= YOUR INSTRUCTIONS =
Extract the complete listing and repeat it word for word.

= PROVIDED RECORDS =
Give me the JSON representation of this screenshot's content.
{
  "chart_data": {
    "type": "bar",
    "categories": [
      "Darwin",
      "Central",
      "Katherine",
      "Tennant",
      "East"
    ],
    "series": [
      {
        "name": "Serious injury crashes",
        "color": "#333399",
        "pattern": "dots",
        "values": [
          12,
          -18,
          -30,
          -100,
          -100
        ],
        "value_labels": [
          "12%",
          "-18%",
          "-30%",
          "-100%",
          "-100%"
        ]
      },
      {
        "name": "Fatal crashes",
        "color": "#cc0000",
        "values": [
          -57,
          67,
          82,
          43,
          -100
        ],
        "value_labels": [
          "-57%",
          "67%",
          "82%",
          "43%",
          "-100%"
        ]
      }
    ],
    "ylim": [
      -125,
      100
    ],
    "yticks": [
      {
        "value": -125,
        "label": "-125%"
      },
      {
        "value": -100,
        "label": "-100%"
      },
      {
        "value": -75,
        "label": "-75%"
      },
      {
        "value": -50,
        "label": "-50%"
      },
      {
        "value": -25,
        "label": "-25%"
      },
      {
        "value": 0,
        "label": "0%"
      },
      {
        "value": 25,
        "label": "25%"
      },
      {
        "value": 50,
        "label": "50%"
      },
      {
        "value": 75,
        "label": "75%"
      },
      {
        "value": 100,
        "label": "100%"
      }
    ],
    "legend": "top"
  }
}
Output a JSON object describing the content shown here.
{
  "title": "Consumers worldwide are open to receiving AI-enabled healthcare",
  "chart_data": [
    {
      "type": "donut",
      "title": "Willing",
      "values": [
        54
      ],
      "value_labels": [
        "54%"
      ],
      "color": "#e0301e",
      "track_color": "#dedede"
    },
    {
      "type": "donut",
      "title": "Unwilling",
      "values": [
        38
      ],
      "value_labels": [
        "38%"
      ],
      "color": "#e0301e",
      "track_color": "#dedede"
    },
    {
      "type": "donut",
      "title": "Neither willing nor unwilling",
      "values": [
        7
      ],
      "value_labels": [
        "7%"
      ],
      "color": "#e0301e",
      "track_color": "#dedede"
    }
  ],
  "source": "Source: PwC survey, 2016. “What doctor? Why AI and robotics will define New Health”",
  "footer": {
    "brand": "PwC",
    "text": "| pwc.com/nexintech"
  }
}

= CORRECT RESPONSE =
Give me the JSON representation of this screenshot's content.
{
  "chart_data": {
    "type": "bar",
    "categories": [
      "Darwin",
      "Central",
      "Katherine",
      "Tennant",
      "East"
    ],
    "series": [
      {
        "name": "Serious injury crashes",
        "color": "#333399",
        "pattern": "dots",
        "values": [
          12,
          -18,
          -30,
          -100,
          -100
        ],
        "value_labels": [
          "12%",
          "-18%",
          "-30%",
          "-100%",
          "-100%"
        ]
      },
      {
        "name": "Fatal crashes",
        "color": "#cc0000",
        "values": [
          -57,
          67,
          82,
          43,
          -100
        ],
        "value_labels": [
          "-57%",
          "67%",
          "82%",
          "43%",
          "-100%"
        ]
      }
    ],
    "ylim": [
      -125,
      100
    ],
    "yticks": [
      {
        "value": -125,
        "label": "-125%"
      },
      {
        "value": -100,
        "label": "-100%"
      },
      {
        "value": -75,
        "label": "-75%"
      },
      {
        "value": -50,
        "label": "-50%"
      },
      {
        "value": -25,
        "label": "-25%"
      },
      {
        "value": 0,
        "label": "0%"
      },
      {
        "value": 25,
        "label": "25%"
      },
      {
        "value": 50,
        "label": "50%"
      },
      {
        "value": 75,
        "label": "75%"
      },
      {
        "value": 100,
        "label": "100%"
      }
    ],
    "legend": "top"
  }
}
Output a JSON object describing the content shown here.
{
  "title": "Consumers worldwide are open to receiving AI-enabled healthcare",
  "chart_data": [
    {
      "type": "donut",
      "title": "Willing",
      "values": [
        54
      ],
      "value_labels": [
        "54%"
      ],
      "color": "#e0301e",
      "track_color": "#dedede"
    },
    {
      "type": "donut",
      "title": "Unwilling",
      "values": [
        38
      ],
      "value_labels": [
        "38%"
      ],
      "color": "#e0301e",
      "track_color": "#dedede"
    },
    {
      "type": "donut",
      "title": "Neither willing nor unwilling",
      "values": [
        7
      ],
      "value_labels": [
        "7%"
      ],
      "color": "#e0301e",
      "track_color": "#dedede"
    }
  ],
  "source": "Source: PwC survey, 2016. “What doctor? Why AI and robotics will define New Health”",
  "footer": {
    "brand": "PwC",
    "text": "| pwc.com/nexintech"
  }
}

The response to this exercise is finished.